(Items from a figure collection)
§
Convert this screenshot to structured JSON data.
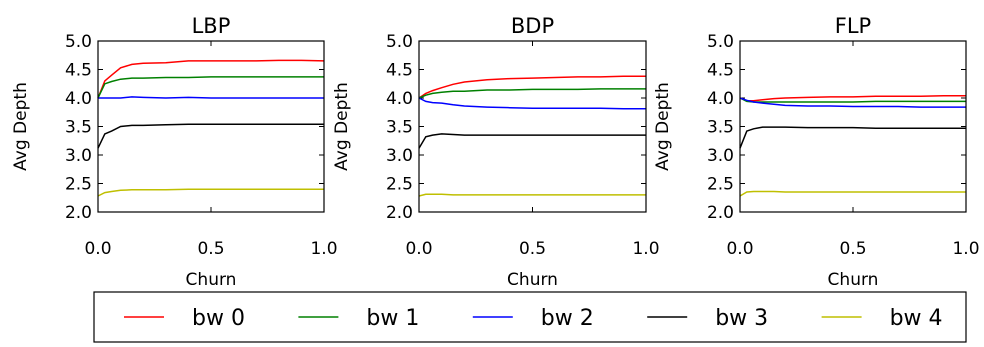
{
  "chart_data": [
    {
      "type": "line",
      "title": "LBP",
      "xlabel": "Churn",
      "ylabel": "Avg Depth",
      "xlim": [
        0.0,
        1.0
      ],
      "ylim": [
        2.0,
        5.0
      ],
      "xticks": [
        "0.0",
        "0.5",
        "1.0"
      ],
      "yticks": [
        "2.0",
        "2.5",
        "3.0",
        "3.5",
        "4.0",
        "4.5",
        "5.0"
      ],
      "x": [
        0.0,
        0.03,
        0.06,
        0.1,
        0.15,
        0.2,
        0.3,
        0.4,
        0.5,
        0.6,
        0.7,
        0.8,
        0.9,
        1.0
      ],
      "series": [
        {
          "name": "bw 0",
          "color": "#ff0000",
          "values": [
            4.0,
            4.3,
            4.4,
            4.53,
            4.59,
            4.61,
            4.62,
            4.65,
            4.65,
            4.65,
            4.65,
            4.66,
            4.66,
            4.65
          ]
        },
        {
          "name": "bw 1",
          "color": "#008000",
          "values": [
            4.0,
            4.25,
            4.29,
            4.33,
            4.35,
            4.35,
            4.36,
            4.36,
            4.37,
            4.37,
            4.37,
            4.37,
            4.37,
            4.37
          ]
        },
        {
          "name": "bw 2",
          "color": "#0000ff",
          "values": [
            4.0,
            4.0,
            4.0,
            4.0,
            4.02,
            4.01,
            4.0,
            4.01,
            4.0,
            4.0,
            4.0,
            4.0,
            4.0,
            4.0
          ]
        },
        {
          "name": "bw 3",
          "color": "#000000",
          "values": [
            3.12,
            3.37,
            3.42,
            3.5,
            3.52,
            3.52,
            3.53,
            3.54,
            3.54,
            3.54,
            3.54,
            3.54,
            3.54,
            3.54
          ]
        },
        {
          "name": "bw 4",
          "color": "#bfbf00",
          "values": [
            2.28,
            2.34,
            2.36,
            2.38,
            2.39,
            2.39,
            2.39,
            2.4,
            2.4,
            2.4,
            2.4,
            2.4,
            2.4,
            2.4
          ]
        }
      ]
    },
    {
      "type": "line",
      "title": "BDP",
      "xlabel": "Churn",
      "ylabel": "Avg Depth",
      "xlim": [
        0.0,
        1.0
      ],
      "ylim": [
        2.0,
        5.0
      ],
      "xticks": [
        "0.0",
        "0.5",
        "1.0"
      ],
      "yticks": [
        "2.0",
        "2.5",
        "3.0",
        "3.5",
        "4.0",
        "4.5",
        "5.0"
      ],
      "x": [
        0.0,
        0.03,
        0.06,
        0.1,
        0.15,
        0.2,
        0.3,
        0.4,
        0.5,
        0.6,
        0.7,
        0.8,
        0.9,
        1.0
      ],
      "series": [
        {
          "name": "bw 0",
          "color": "#ff0000",
          "values": [
            4.0,
            4.08,
            4.13,
            4.18,
            4.24,
            4.28,
            4.32,
            4.34,
            4.35,
            4.36,
            4.37,
            4.37,
            4.38,
            4.38
          ]
        },
        {
          "name": "bw 1",
          "color": "#008000",
          "values": [
            4.0,
            4.05,
            4.08,
            4.1,
            4.12,
            4.12,
            4.14,
            4.14,
            4.15,
            4.15,
            4.15,
            4.16,
            4.16,
            4.16
          ]
        },
        {
          "name": "bw 2",
          "color": "#0000ff",
          "values": [
            4.0,
            3.94,
            3.92,
            3.91,
            3.88,
            3.86,
            3.84,
            3.83,
            3.82,
            3.82,
            3.82,
            3.82,
            3.81,
            3.81
          ]
        },
        {
          "name": "bw 3",
          "color": "#000000",
          "values": [
            3.12,
            3.32,
            3.35,
            3.37,
            3.36,
            3.35,
            3.35,
            3.35,
            3.35,
            3.35,
            3.35,
            3.35,
            3.35,
            3.35
          ]
        },
        {
          "name": "bw 4",
          "color": "#bfbf00",
          "values": [
            2.28,
            2.31,
            2.31,
            2.31,
            2.3,
            2.3,
            2.3,
            2.3,
            2.3,
            2.3,
            2.3,
            2.3,
            2.3,
            2.3
          ]
        }
      ]
    },
    {
      "type": "line",
      "title": "FLP",
      "xlabel": "Churn",
      "ylabel": "Avg Depth",
      "xlim": [
        0.0,
        1.0
      ],
      "ylim": [
        2.0,
        5.0
      ],
      "xticks": [
        "0.0",
        "0.5",
        "1.0"
      ],
      "yticks": [
        "2.0",
        "2.5",
        "3.0",
        "3.5",
        "4.0",
        "4.5",
        "5.0"
      ],
      "x": [
        0.0,
        0.03,
        0.06,
        0.1,
        0.15,
        0.2,
        0.3,
        0.4,
        0.5,
        0.6,
        0.7,
        0.8,
        0.9,
        1.0
      ],
      "series": [
        {
          "name": "bw 0",
          "color": "#ff0000",
          "values": [
            4.0,
            3.95,
            3.95,
            3.97,
            3.99,
            4.0,
            4.01,
            4.02,
            4.02,
            4.03,
            4.03,
            4.03,
            4.04,
            4.04
          ]
        },
        {
          "name": "bw 1",
          "color": "#008000",
          "values": [
            4.0,
            3.94,
            3.93,
            3.93,
            3.93,
            3.93,
            3.93,
            3.93,
            3.93,
            3.94,
            3.94,
            3.94,
            3.94,
            3.94
          ]
        },
        {
          "name": "bw 2",
          "color": "#0000ff",
          "values": [
            4.0,
            3.96,
            3.93,
            3.91,
            3.89,
            3.87,
            3.86,
            3.86,
            3.85,
            3.85,
            3.85,
            3.84,
            3.84,
            3.84
          ]
        },
        {
          "name": "bw 3",
          "color": "#000000",
          "values": [
            3.12,
            3.42,
            3.46,
            3.49,
            3.49,
            3.49,
            3.48,
            3.48,
            3.48,
            3.47,
            3.47,
            3.47,
            3.47,
            3.47
          ]
        },
        {
          "name": "bw 4",
          "color": "#bfbf00",
          "values": [
            2.28,
            2.35,
            2.36,
            2.36,
            2.36,
            2.35,
            2.35,
            2.35,
            2.35,
            2.35,
            2.35,
            2.35,
            2.35,
            2.35
          ]
        }
      ]
    }
  ],
  "legend": {
    "placement": "bottom",
    "items": [
      {
        "label": "bw 0",
        "color": "#ff0000"
      },
      {
        "label": "bw 1",
        "color": "#008000"
      },
      {
        "label": "bw 2",
        "color": "#0000ff"
      },
      {
        "label": "bw 3",
        "color": "#000000"
      },
      {
        "label": "bw 4",
        "color": "#bfbf00"
      }
    ]
  }
}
§
Work to complete:
The records above need to be restated word for word, with the pictures left out.

Written answer:
Convert this screenshot to structured JSON data.
{
  "chart_data": [
    {
      "type": "line",
      "title": "LBP",
      "xlabel": "Churn",
      "ylabel": "Avg Depth",
      "xlim": [
        0.0,
        1.0
      ],
      "ylim": [
        2.0,
        5.0
      ],
      "xticks": [
        "0.0",
        "0.5",
        "1.0"
      ],
      "yticks": [
        "2.0",
        "2.5",
        "3.0",
        "3.5",
        "4.0",
        "4.5",
        "5.0"
      ],
      "x": [
        0.0,
        0.03,
        0.06,
        0.1,
        0.15,
        0.2,
        0.3,
        0.4,
        0.5,
        0.6,
        0.7,
        0.8,
        0.9,
        1.0
      ],
      "series": [
        {
          "name": "bw 0",
          "color": "#ff0000",
          "values": [
            4.0,
            4.3,
            4.4,
            4.53,
            4.59,
            4.61,
            4.62,
            4.65,
            4.65,
            4.65,
            4.65,
            4.66,
            4.66,
            4.65
          ]
        },
        {
          "name": "bw 1",
          "color": "#008000",
          "values": [
            4.0,
            4.25,
            4.29,
            4.33,
            4.35,
            4.35,
            4.36,
            4.36,
            4.37,
            4.37,
            4.37,
            4.37,
            4.37,
            4.37
          ]
        },
        {
          "name": "bw 2",
          "color": "#0000ff",
          "values": [
            4.0,
            4.0,
            4.0,
            4.0,
            4.02,
            4.01,
            4.0,
            4.01,
            4.0,
            4.0,
            4.0,
            4.0,
            4.0,
            4.0
          ]
        },
        {
          "name": "bw 3",
          "color": "#000000",
          "values": [
            3.12,
            3.37,
            3.42,
            3.5,
            3.52,
            3.52,
            3.53,
            3.54,
            3.54,
            3.54,
            3.54,
            3.54,
            3.54,
            3.54
          ]
        },
        {
          "name": "bw 4",
          "color": "#bfbf00",
          "values": [
            2.28,
            2.34,
            2.36,
            2.38,
            2.39,
            2.39,
            2.39,
            2.4,
            2.4,
            2.4,
            2.4,
            2.4,
            2.4,
            2.4
          ]
        }
      ]
    },
    {
      "type": "line",
      "title": "BDP",
      "xlabel": "Churn",
      "ylabel": "Avg Depth",
      "xlim": [
        0.0,
        1.0
      ],
      "ylim": [
        2.0,
        5.0
      ],
      "xticks": [
        "0.0",
        "0.5",
        "1.0"
      ],
      "yticks": [
        "2.0",
        "2.5",
        "3.0",
        "3.5",
        "4.0",
        "4.5",
        "5.0"
      ],
      "x": [
        0.0,
        0.03,
        0.06,
        0.1,
        0.15,
        0.2,
        0.3,
        0.4,
        0.5,
        0.6,
        0.7,
        0.8,
        0.9,
        1.0
      ],
      "series": [
        {
          "name": "bw 0",
          "color": "#ff0000",
          "values": [
            4.0,
            4.08,
            4.13,
            4.18,
            4.24,
            4.28,
            4.32,
            4.34,
            4.35,
            4.36,
            4.37,
            4.37,
            4.38,
            4.38
          ]
        },
        {
          "name": "bw 1",
          "color": "#008000",
          "values": [
            4.0,
            4.05,
            4.08,
            4.1,
            4.12,
            4.12,
            4.14,
            4.14,
            4.15,
            4.15,
            4.15,
            4.16,
            4.16,
            4.16
          ]
        },
        {
          "name": "bw 2",
          "color": "#0000ff",
          "values": [
            4.0,
            3.94,
            3.92,
            3.91,
            3.88,
            3.86,
            3.84,
            3.83,
            3.82,
            3.82,
            3.82,
            3.82,
            3.81,
            3.81
          ]
        },
        {
          "name": "bw 3",
          "color": "#000000",
          "values": [
            3.12,
            3.32,
            3.35,
            3.37,
            3.36,
            3.35,
            3.35,
            3.35,
            3.35,
            3.35,
            3.35,
            3.35,
            3.35,
            3.35
          ]
        },
        {
          "name": "bw 4",
          "color": "#bfbf00",
          "values": [
            2.28,
            2.31,
            2.31,
            2.31,
            2.3,
            2.3,
            2.3,
            2.3,
            2.3,
            2.3,
            2.3,
            2.3,
            2.3,
            2.3
          ]
        }
      ]
    },
    {
      "type": "line",
      "title": "FLP",
      "xlabel": "Churn",
      "ylabel": "Avg Depth",
      "xlim": [
        0.0,
        1.0
      ],
      "ylim": [
        2.0,
        5.0
      ],
      "xticks": [
        "0.0",
        "0.5",
        "1.0"
      ],
      "yticks": [
        "2.0",
        "2.5",
        "3.0",
        "3.5",
        "4.0",
        "4.5",
        "5.0"
      ],
      "x": [
        0.0,
        0.03,
        0.06,
        0.1,
        0.15,
        0.2,
        0.3,
        0.4,
        0.5,
        0.6,
        0.7,
        0.8,
        0.9,
        1.0
      ],
      "series": [
        {
          "name": "bw 0",
          "color": "#ff0000",
          "values": [
            4.0,
            3.95,
            3.95,
            3.97,
            3.99,
            4.0,
            4.01,
            4.02,
            4.02,
            4.03,
            4.03,
            4.03,
            4.04,
            4.04
          ]
        },
        {
          "name": "bw 1",
          "color": "#008000",
          "values": [
            4.0,
            3.94,
            3.93,
            3.93,
            3.93,
            3.93,
            3.93,
            3.93,
            3.93,
            3.94,
            3.94,
            3.94,
            3.94,
            3.94
          ]
        },
        {
          "name": "bw 2",
          "color": "#0000ff",
          "values": [
            4.0,
            3.96,
            3.93,
            3.91,
            3.89,
            3.87,
            3.86,
            3.86,
            3.85,
            3.85,
            3.85,
            3.84,
            3.84,
            3.84
          ]
        },
        {
          "name": "bw 3",
          "color": "#000000",
          "values": [
            3.12,
            3.42,
            3.46,
            3.49,
            3.49,
            3.49,
            3.48,
            3.48,
            3.48,
            3.47,
            3.47,
            3.47,
            3.47,
            3.47
          ]
        },
        {
          "name": "bw 4",
          "color": "#bfbf00",
          "values": [
            2.28,
            2.35,
            2.36,
            2.36,
            2.36,
            2.35,
            2.35,
            2.35,
            2.35,
            2.35,
            2.35,
            2.35,
            2.35,
            2.35
          ]
        }
      ]
    }
  ],
  "legend": {
    "placement": "bottom",
    "items": [
      {
        "label": "bw 0",
        "color": "#ff0000"
      },
      {
        "label": "bw 1",
        "color": "#008000"
      },
      {
        "label": "bw 2",
        "color": "#0000ff"
      },
      {
        "label": "bw 3",
        "color": "#000000"
      },
      {
        "label": "bw 4",
        "color": "#bfbf00"
      }
    ]
  }
}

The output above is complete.